[PROMPT]
Below is a listing; reproduce each line of it exactly.

Figure contents as structured data
## start
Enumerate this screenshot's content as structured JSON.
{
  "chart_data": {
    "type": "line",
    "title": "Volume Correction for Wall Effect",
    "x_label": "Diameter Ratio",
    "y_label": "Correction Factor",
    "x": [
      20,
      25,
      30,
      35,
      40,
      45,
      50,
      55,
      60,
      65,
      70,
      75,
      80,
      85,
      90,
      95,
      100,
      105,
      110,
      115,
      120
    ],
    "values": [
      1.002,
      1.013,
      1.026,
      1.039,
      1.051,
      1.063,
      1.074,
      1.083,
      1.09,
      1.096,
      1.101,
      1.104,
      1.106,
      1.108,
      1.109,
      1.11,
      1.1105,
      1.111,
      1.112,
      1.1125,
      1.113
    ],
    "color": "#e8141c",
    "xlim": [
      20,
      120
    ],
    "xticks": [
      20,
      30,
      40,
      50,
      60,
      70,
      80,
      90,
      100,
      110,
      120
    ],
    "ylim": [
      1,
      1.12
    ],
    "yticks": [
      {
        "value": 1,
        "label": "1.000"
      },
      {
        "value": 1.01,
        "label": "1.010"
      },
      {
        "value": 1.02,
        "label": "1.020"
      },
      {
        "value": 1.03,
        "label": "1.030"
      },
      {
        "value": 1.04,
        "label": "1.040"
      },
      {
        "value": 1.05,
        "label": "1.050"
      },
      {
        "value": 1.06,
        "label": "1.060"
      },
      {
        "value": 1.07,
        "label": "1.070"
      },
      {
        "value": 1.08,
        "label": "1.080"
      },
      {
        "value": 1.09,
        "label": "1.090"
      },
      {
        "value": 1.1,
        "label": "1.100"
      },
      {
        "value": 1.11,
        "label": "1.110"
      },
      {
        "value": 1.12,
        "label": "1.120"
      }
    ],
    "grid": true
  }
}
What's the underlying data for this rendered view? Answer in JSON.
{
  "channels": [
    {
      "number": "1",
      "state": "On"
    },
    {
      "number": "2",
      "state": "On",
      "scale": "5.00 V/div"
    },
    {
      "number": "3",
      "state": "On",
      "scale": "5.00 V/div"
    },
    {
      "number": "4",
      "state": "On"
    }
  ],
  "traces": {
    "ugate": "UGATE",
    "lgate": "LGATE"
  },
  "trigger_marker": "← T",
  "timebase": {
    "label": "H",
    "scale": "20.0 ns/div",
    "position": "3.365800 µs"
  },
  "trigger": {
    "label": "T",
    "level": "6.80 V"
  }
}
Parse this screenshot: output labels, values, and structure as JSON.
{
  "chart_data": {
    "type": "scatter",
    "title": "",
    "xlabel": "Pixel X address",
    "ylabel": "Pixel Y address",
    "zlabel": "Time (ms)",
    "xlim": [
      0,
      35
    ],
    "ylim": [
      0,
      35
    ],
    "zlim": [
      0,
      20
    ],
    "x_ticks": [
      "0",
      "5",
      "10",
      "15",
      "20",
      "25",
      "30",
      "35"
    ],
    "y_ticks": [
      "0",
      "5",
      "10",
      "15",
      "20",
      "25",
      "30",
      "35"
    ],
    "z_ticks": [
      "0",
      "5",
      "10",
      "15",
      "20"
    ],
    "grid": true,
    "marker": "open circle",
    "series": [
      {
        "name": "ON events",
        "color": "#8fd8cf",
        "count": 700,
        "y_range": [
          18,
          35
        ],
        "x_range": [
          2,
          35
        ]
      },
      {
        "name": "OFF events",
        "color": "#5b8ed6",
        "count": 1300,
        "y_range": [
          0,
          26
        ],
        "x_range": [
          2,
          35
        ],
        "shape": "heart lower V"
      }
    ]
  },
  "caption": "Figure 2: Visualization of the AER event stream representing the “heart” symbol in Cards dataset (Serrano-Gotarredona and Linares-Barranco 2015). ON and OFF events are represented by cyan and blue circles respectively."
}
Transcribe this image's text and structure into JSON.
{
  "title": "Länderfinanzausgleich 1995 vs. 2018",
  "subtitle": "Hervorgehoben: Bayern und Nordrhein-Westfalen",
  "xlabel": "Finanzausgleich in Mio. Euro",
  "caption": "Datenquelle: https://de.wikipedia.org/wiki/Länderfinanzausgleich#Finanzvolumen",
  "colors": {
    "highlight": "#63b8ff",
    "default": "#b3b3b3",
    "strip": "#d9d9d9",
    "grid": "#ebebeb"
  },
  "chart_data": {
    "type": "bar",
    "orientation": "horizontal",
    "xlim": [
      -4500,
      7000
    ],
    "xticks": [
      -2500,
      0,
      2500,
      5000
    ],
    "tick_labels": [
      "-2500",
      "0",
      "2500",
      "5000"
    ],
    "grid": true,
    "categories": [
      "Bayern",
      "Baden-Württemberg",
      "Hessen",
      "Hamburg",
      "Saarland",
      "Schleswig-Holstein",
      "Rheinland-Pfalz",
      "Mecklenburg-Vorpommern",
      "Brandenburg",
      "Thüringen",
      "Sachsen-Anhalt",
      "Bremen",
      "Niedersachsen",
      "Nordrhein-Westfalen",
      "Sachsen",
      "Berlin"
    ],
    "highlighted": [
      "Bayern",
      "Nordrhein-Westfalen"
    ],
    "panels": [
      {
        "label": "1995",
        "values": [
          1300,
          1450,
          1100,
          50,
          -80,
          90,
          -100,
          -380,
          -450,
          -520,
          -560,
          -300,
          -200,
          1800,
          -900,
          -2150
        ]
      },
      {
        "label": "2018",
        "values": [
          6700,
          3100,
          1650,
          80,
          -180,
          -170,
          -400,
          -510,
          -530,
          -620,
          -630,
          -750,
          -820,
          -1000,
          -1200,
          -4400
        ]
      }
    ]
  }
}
## end
[ANSWER TO THIS EXERCISE]
Enumerate this screenshot's content as structured JSON.
{
  "chart_data": {
    "type": "line",
    "title": "Volume Correction for Wall Effect",
    "x_label": "Diameter Ratio",
    "y_label": "Correction Factor",
    "x": [
      20,
      25,
      30,
      35,
      40,
      45,
      50,
      55,
      60,
      65,
      70,
      75,
      80,
      85,
      90,
      95,
      100,
      105,
      110,
      115,
      120
    ],
    "values": [
      1.002,
      1.013,
      1.026,
      1.039,
      1.051,
      1.063,
      1.074,
      1.083,
      1.09,
      1.096,
      1.101,
      1.104,
      1.106,
      1.108,
      1.109,
      1.11,
      1.1105,
      1.111,
      1.112,
      1.1125,
      1.113
    ],
    "color": "#e8141c",
    "xlim": [
      20,
      120
    ],
    "xticks": [
      20,
      30,
      40,
      50,
      60,
      70,
      80,
      90,
      100,
      110,
      120
    ],
    "ylim": [
      1,
      1.12
    ],
    "yticks": [
      {
        "value": 1,
        "label": "1.000"
      },
      {
        "value": 1.01,
        "label": "1.010"
      },
      {
        "value": 1.02,
        "label": "1.020"
      },
      {
        "value": 1.03,
        "label": "1.030"
      },
      {
        "value": 1.04,
        "label": "1.040"
      },
      {
        "value": 1.05,
        "label": "1.050"
      },
      {
        "value": 1.06,
        "label": "1.060"
      },
      {
        "value": 1.07,
        "label": "1.070"
      },
      {
        "value": 1.08,
        "label": "1.080"
      },
      {
        "value": 1.09,
        "label": "1.090"
      },
      {
        "value": 1.1,
        "label": "1.100"
      },
      {
        "value": 1.11,
        "label": "1.110"
      },
      {
        "value": 1.12,
        "label": "1.120"
      }
    ],
    "grid": true
  }
}
What's the underlying data for this rendered view? Answer in JSON.
{
  "channels": [
    {
      "number": "1",
      "state": "On"
    },
    {
      "number": "2",
      "state": "On",
      "scale": "5.00 V/div"
    },
    {
      "number": "3",
      "state": "On",
      "scale": "5.00 V/div"
    },
    {
      "number": "4",
      "state": "On"
    }
  ],
  "traces": {
    "ugate": "UGATE",
    "lgate": "LGATE"
  },
  "trigger_marker": "← T",
  "timebase": {
    "label": "H",
    "scale": "20.0 ns/div",
    "position": "3.365800 µs"
  },
  "trigger": {
    "label": "T",
    "level": "6.80 V"
  }
}
Parse this screenshot: output labels, values, and structure as JSON.
{
  "chart_data": {
    "type": "scatter",
    "title": "",
    "xlabel": "Pixel X address",
    "ylabel": "Pixel Y address",
    "zlabel": "Time (ms)",
    "xlim": [
      0,
      35
    ],
    "ylim": [
      0,
      35
    ],
    "zlim": [
      0,
      20
    ],
    "x_ticks": [
      "0",
      "5",
      "10",
      "15",
      "20",
      "25",
      "30",
      "35"
    ],
    "y_ticks": [
      "0",
      "5",
      "10",
      "15",
      "20",
      "25",
      "30",
      "35"
    ],
    "z_ticks": [
      "0",
      "5",
      "10",
      "15",
      "20"
    ],
    "grid": true,
    "marker": "open circle",
    "series": [
      {
        "name": "ON events",
        "color": "#8fd8cf",
        "count": 700,
        "y_range": [
          18,
          35
        ],
        "x_range": [
          2,
          35
        ]
      },
      {
        "name": "OFF events",
        "color": "#5b8ed6",
        "count": 1300,
        "y_range": [
          0,
          26
        ],
        "x_range": [
          2,
          35
        ],
        "shape": "heart lower V"
      }
    ]
  },
  "caption": "Figure 2: Visualization of the AER event stream representing the “heart” symbol in Cards dataset (Serrano-Gotarredona and Linares-Barranco 2015). ON and OFF events are represented by cyan and blue circles respectively."
}
Transcribe this image's text and structure into JSON.
{
  "title": "Länderfinanzausgleich 1995 vs. 2018",
  "subtitle": "Hervorgehoben: Bayern und Nordrhein-Westfalen",
  "xlabel": "Finanzausgleich in Mio. Euro",
  "caption": "Datenquelle: https://de.wikipedia.org/wiki/Länderfinanzausgleich#Finanzvolumen",
  "colors": {
    "highlight": "#63b8ff",
    "default": "#b3b3b3",
    "strip": "#d9d9d9",
    "grid": "#ebebeb"
  },
  "chart_data": {
    "type": "bar",
    "orientation": "horizontal",
    "xlim": [
      -4500,
      7000
    ],
    "xticks": [
      -2500,
      0,
      2500,
      5000
    ],
    "tick_labels": [
      "-2500",
      "0",
      "2500",
      "5000"
    ],
    "grid": true,
    "categories": [
      "Bayern",
      "Baden-Württemberg",
      "Hessen",
      "Hamburg",
      "Saarland",
      "Schleswig-Holstein",
      "Rheinland-Pfalz",
      "Mecklenburg-Vorpommern",
      "Brandenburg",
      "Thüringen",
      "Sachsen-Anhalt",
      "Bremen",
      "Niedersachsen",
      "Nordrhein-Westfalen",
      "Sachsen",
      "Berlin"
    ],
    "highlighted": [
      "Bayern",
      "Nordrhein-Westfalen"
    ],
    "panels": [
      {
        "label": "1995",
        "values": [
          1300,
          1450,
          1100,
          50,
          -80,
          90,
          -100,
          -380,
          -450,
          -520,
          -560,
          -300,
          -200,
          1800,
          -900,
          -2150
        ]
      },
      {
        "label": "2018",
        "values": [
          6700,
          3100,
          1650,
          80,
          -180,
          -170,
          -400,
          -510,
          -530,
          -620,
          -630,
          -750,
          -820,
          -1000,
          -1200,
          -4400
        ]
      }
    ]
  }
}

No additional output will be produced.